:: Entries with figure data ::
* * * * *

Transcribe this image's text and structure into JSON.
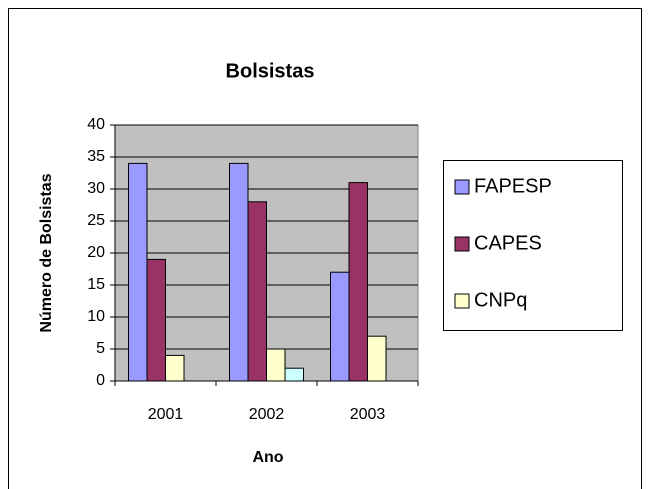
{
  "chart_data": {
    "type": "bar",
    "title": "Bolsistas",
    "x_label": "Ano",
    "y_label": "Número de Bolsistas",
    "categories": [
      "2001",
      "2002",
      "2003"
    ],
    "series": [
      {
        "name": "FAPESP",
        "color": "#9999ff",
        "values": [
          34,
          34,
          17
        ]
      },
      {
        "name": "CAPES",
        "color": "#993366",
        "values": [
          19,
          28,
          31
        ]
      },
      {
        "name": "CNPq",
        "color": "#ffffcc",
        "values": [
          4,
          5,
          7
        ]
      },
      {
        "color": "#ccffff",
        "values": [
          null,
          2,
          null
        ]
      }
    ],
    "ylim": [
      0,
      40
    ],
    "yticks": [
      0,
      5,
      10,
      15,
      20,
      25,
      30,
      35,
      40
    ],
    "grid": true,
    "legend": "right"
  }
}
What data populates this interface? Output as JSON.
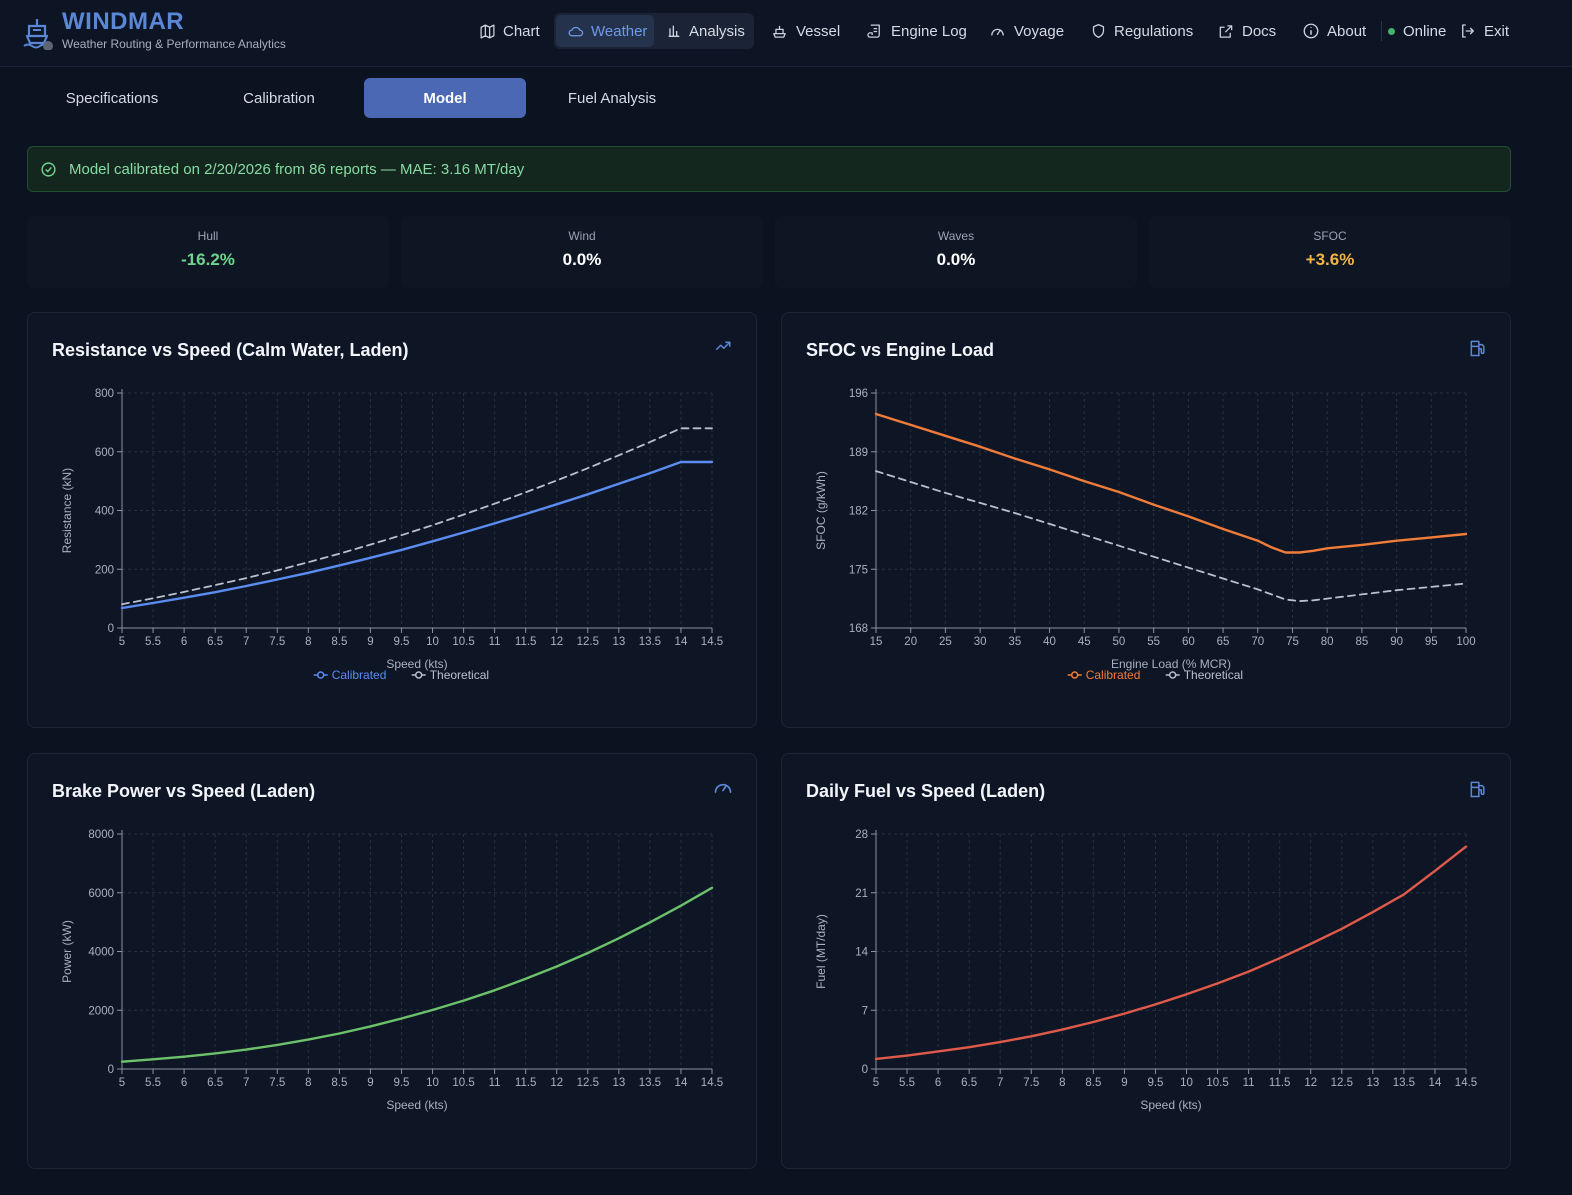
{
  "app": {
    "title": "WINDMAR",
    "subtitle": "Weather Routing & Performance Analytics"
  },
  "nav": {
    "chart": "Chart",
    "weather": "Weather",
    "analysis": "Analysis",
    "vessel": "Vessel",
    "engine_log": "Engine Log",
    "voyage": "Voyage",
    "regulations": "Regulations",
    "docs": "Docs",
    "about": "About",
    "status": "Online",
    "exit": "Exit"
  },
  "tabs": [
    "Specifications",
    "Calibration",
    "Model",
    "Fuel Analysis"
  ],
  "active_tab": "Model",
  "banner": {
    "text": "Model calibrated on 2/20/2026 from 86 reports — MAE: 3.16 MT/day"
  },
  "stats": [
    {
      "label": "Hull",
      "value": "-16.2%",
      "color": "#6fd48f"
    },
    {
      "label": "Wind",
      "value": "0.0%",
      "color": "#ffffff"
    },
    {
      "label": "Waves",
      "value": "0.0%",
      "color": "#ffffff"
    },
    {
      "label": "SFOC",
      "value": "+3.6%",
      "color": "#f3b442"
    }
  ],
  "colors": {
    "accent": "#4a68b3",
    "calibrated_blue": "#5b8cf0",
    "calibrated_orange": "#f07c3a",
    "power_green": "#6cc26a",
    "fuel_red": "#e05a4a",
    "theoretical": "#b8c0cc"
  },
  "chart_data": [
    {
      "type": "line",
      "title": "Resistance vs Speed (Calm Water, Laden)",
      "icon": "trending-up-icon",
      "xlabel": "Speed (kts)",
      "ylabel": "Resistance (kN)",
      "xlim": [
        5,
        14.5
      ],
      "ylim": [
        0,
        800
      ],
      "xticks": [
        "5",
        "5.5",
        "6",
        "6.5",
        "7",
        "7.5",
        "8",
        "8.5",
        "9",
        "9.5",
        "10",
        "10.5",
        "11",
        "11.5",
        "12",
        "12.5",
        "13",
        "13.5",
        "14",
        "14.5"
      ],
      "yticks": [
        "0",
        "200",
        "400",
        "600",
        "800"
      ],
      "legend": "bottom",
      "grid": true,
      "series": [
        {
          "name": "Calibrated",
          "color": "#5b8cf0",
          "dashed": false,
          "x": [
            5,
            5.5,
            6,
            6.5,
            7,
            7.5,
            8,
            8.5,
            9,
            9.5,
            10,
            10.5,
            11,
            11.5,
            12,
            12.5,
            13,
            13.5,
            14,
            14.5
          ],
          "y": [
            68,
            85,
            103,
            122,
            143,
            165,
            188,
            213,
            239,
            266,
            295,
            325,
            356,
            388,
            421,
            455,
            491,
            527,
            565,
            565
          ]
        },
        {
          "name": "Theoretical",
          "color": "#b8c0cc",
          "dashed": true,
          "x": [
            5,
            5.5,
            6,
            6.5,
            7,
            7.5,
            8,
            8.5,
            9,
            9.5,
            10,
            10.5,
            11,
            11.5,
            12,
            12.5,
            13,
            13.5,
            14,
            14.5
          ],
          "y": [
            81,
            101,
            123,
            146,
            170,
            196,
            224,
            253,
            284,
            316,
            350,
            386,
            423,
            462,
            502,
            544,
            588,
            633,
            680,
            680
          ]
        }
      ]
    },
    {
      "type": "line",
      "title": "SFOC vs Engine Load",
      "icon": "fuel-pump-icon",
      "xlabel": "Engine Load (% MCR)",
      "ylabel": "SFOC (g/kWh)",
      "xlim": [
        15,
        100
      ],
      "ylim": [
        168,
        196
      ],
      "xticks": [
        "15",
        "20",
        "25",
        "30",
        "35",
        "40",
        "45",
        "50",
        "55",
        "60",
        "65",
        "70",
        "75",
        "80",
        "85",
        "90",
        "95",
        "100"
      ],
      "yticks": [
        "168",
        "175",
        "182",
        "189",
        "196"
      ],
      "legend": "bottom",
      "grid": true,
      "series": [
        {
          "name": "Calibrated",
          "color": "#f07c3a",
          "dashed": false,
          "x": [
            15,
            20,
            25,
            30,
            35,
            40,
            45,
            50,
            55,
            60,
            65,
            70,
            72,
            74,
            76,
            78,
            80,
            85,
            90,
            95,
            100
          ],
          "y": [
            193.5,
            192.2,
            190.9,
            189.6,
            188.2,
            186.9,
            185.5,
            184.2,
            182.7,
            181.3,
            179.8,
            178.4,
            177.6,
            177.0,
            177.0,
            177.2,
            177.5,
            177.9,
            178.4,
            178.8,
            179.2
          ]
        },
        {
          "name": "Theoretical",
          "color": "#b8c0cc",
          "dashed": true,
          "x": [
            15,
            20,
            25,
            30,
            35,
            40,
            45,
            50,
            55,
            60,
            65,
            70,
            72,
            74,
            76,
            78,
            80,
            85,
            90,
            95,
            100
          ],
          "y": [
            186.7,
            185.4,
            184.1,
            182.9,
            181.7,
            180.4,
            179.1,
            177.8,
            176.5,
            175.2,
            173.9,
            172.6,
            172.0,
            171.4,
            171.2,
            171.3,
            171.5,
            172.0,
            172.5,
            172.9,
            173.3
          ]
        }
      ]
    },
    {
      "type": "line",
      "title": "Brake Power vs Speed (Laden)",
      "icon": "gauge-icon",
      "xlabel": "Speed (kts)",
      "ylabel": "Power (kW)",
      "xlim": [
        5,
        14.5
      ],
      "ylim": [
        0,
        8000
      ],
      "xticks": [
        "5",
        "5.5",
        "6",
        "6.5",
        "7",
        "7.5",
        "8",
        "8.5",
        "9",
        "9.5",
        "10",
        "10.5",
        "11",
        "11.5",
        "12",
        "12.5",
        "13",
        "13.5",
        "14",
        "14.5"
      ],
      "yticks": [
        "0",
        "2000",
        "4000",
        "6000",
        "8000"
      ],
      "grid": true,
      "series": [
        {
          "name": "",
          "color": "#6cc26a",
          "dashed": false,
          "x": [
            5,
            5.5,
            6,
            6.5,
            7,
            7.5,
            8,
            8.5,
            9,
            9.5,
            10,
            10.5,
            11,
            11.5,
            12,
            12.5,
            13,
            13.5,
            14,
            14.5
          ],
          "y": [
            250,
            330,
            420,
            530,
            660,
            820,
            1000,
            1210,
            1450,
            1720,
            2010,
            2330,
            2680,
            3070,
            3490,
            3950,
            4450,
            4990,
            5560,
            6170
          ]
        }
      ]
    },
    {
      "type": "line",
      "title": "Daily Fuel vs Speed (Laden)",
      "icon": "fuel-pump-icon",
      "xlabel": "Speed (kts)",
      "ylabel": "Fuel (MT/day)",
      "xlim": [
        5,
        14.5
      ],
      "ylim": [
        0,
        28
      ],
      "xticks": [
        "5",
        "5.5",
        "6",
        "6.5",
        "7",
        "7.5",
        "8",
        "8.5",
        "9",
        "9.5",
        "10",
        "10.5",
        "11",
        "11.5",
        "12",
        "12.5",
        "13",
        "13.5",
        "14",
        "14.5"
      ],
      "yticks": [
        "0",
        "7",
        "14",
        "21",
        "28"
      ],
      "grid": true,
      "series": [
        {
          "name": "",
          "color": "#e05a4a",
          "dashed": false,
          "x": [
            5,
            5.5,
            6,
            6.5,
            7,
            7.5,
            8,
            8.5,
            9,
            9.5,
            10,
            10.5,
            11,
            11.5,
            12,
            12.5,
            13,
            13.5,
            14,
            14.5
          ],
          "y": [
            1.2,
            1.6,
            2.1,
            2.6,
            3.2,
            3.9,
            4.7,
            5.6,
            6.6,
            7.7,
            8.9,
            10.2,
            11.6,
            13.2,
            14.9,
            16.7,
            18.7,
            20.8,
            23.6,
            26.5
          ]
        }
      ]
    }
  ]
}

* * * * *

:: Brief ::
Each line with the string "Load" in it needs to be found and copied.

:: Answer to the exercise ::
      "title": "SFOC vs Engine Load",
      "xlabel": "Engine Load (% MCR)",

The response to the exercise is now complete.